(Stored data)
■ ■ ■

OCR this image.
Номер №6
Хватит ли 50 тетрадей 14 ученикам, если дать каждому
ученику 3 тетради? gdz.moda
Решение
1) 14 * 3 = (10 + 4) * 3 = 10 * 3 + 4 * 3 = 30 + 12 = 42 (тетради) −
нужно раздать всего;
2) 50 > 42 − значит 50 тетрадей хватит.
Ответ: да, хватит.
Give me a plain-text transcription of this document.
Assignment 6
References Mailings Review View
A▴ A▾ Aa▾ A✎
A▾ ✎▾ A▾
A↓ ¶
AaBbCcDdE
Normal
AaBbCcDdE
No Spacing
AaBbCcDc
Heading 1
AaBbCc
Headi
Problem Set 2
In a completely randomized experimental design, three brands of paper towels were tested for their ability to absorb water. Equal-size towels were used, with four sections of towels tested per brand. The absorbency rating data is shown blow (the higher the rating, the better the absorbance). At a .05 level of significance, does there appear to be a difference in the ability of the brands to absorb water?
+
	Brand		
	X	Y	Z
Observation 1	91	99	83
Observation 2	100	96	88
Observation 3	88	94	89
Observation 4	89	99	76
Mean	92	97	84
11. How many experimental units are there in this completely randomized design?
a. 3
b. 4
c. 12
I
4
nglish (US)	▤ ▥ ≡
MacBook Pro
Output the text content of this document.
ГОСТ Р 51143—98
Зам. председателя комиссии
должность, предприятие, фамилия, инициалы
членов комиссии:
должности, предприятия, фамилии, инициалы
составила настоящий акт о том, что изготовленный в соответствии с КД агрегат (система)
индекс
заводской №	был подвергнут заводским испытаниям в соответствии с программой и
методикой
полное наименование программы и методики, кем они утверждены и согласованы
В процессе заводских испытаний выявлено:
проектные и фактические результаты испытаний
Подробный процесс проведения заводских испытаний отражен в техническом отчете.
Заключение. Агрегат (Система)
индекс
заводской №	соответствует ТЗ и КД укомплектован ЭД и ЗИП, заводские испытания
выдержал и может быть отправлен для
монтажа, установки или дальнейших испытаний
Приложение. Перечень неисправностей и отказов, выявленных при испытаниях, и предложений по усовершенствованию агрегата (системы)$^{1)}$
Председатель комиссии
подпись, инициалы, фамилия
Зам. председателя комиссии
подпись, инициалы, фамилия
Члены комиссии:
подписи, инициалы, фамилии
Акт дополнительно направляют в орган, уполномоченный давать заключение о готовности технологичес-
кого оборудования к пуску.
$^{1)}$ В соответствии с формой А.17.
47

■ ■ ■

**EXERCISE REQUIREMENTS**
Copy every line of the records word for word.

**IN RESPONSE**
OCR this image.
Номер №6
Хватит ли 50 тетрадей 14 ученикам, если дать каждому
ученику 3 тетради? gdz.moda
Решение
1) 14 * 3 = (10 + 4) * 3 = 10 * 3 + 4 * 3 = 30 + 12 = 42 (тетради) −
нужно раздать всего;
2) 50 > 42 − значит 50 тетрадей хватит.
Ответ: да, хватит.
Give me a plain-text transcription of this document.
Assignment 6
References Mailings Review View
A▴ A▾ Aa▾ A✎
A▾ ✎▾ A▾
A↓ ¶
AaBbCcDdE
Normal
AaBbCcDdE
No Spacing
AaBbCcDc
Heading 1
AaBbCc
Headi
Problem Set 2
In a completely randomized experimental design, three brands of paper towels were tested for their ability to absorb water. Equal-size towels were used, with four sections of towels tested per brand. The absorbency rating data is shown blow (the higher the rating, the better the absorbance). At a .05 level of significance, does there appear to be a difference in the ability of the brands to absorb water?
+
	Brand		
	X	Y	Z
Observation 1	91	99	83
Observation 2	100	96	88
Observation 3	88	94	89
Observation 4	89	99	76
Mean	92	97	84
11. How many experimental units are there in this completely randomized design?
a. 3
b. 4
c. 12
I
4
nglish (US)	▤ ▥ ≡
MacBook Pro
Output the text content of this document.
ГОСТ Р 51143—98
Зам. председателя комиссии
должность, предприятие, фамилия, инициалы
членов комиссии:
должности, предприятия, фамилии, инициалы
составила настоящий акт о том, что изготовленный в соответствии с КД агрегат (система)
индекс
заводской №	был подвергнут заводским испытаниям в соответствии с программой и
методикой
полное наименование программы и методики, кем они утверждены и согласованы
В процессе заводских испытаний выявлено:
проектные и фактические результаты испытаний
Подробный процесс проведения заводских испытаний отражен в техническом отчете.
Заключение. Агрегат (Система)
индекс
заводской №	соответствует ТЗ и КД укомплектован ЭД и ЗИП, заводские испытания
выдержал и может быть отправлен для
монтажа, установки или дальнейших испытаний
Приложение. Перечень неисправностей и отказов, выявленных при испытаниях, и предложений по усовершенствованию агрегата (системы)$^{1)}$
Председатель комиссии
подпись, инициалы, фамилия
Зам. председателя комиссии
подпись, инициалы, фамилия
Члены комиссии:
подписи, инициалы, фамилии
Акт дополнительно направляют в орган, уполномоченный давать заключение о готовности технологичес-
кого оборудования к пуску.
$^{1)}$ В соответствии с формой А.17.
47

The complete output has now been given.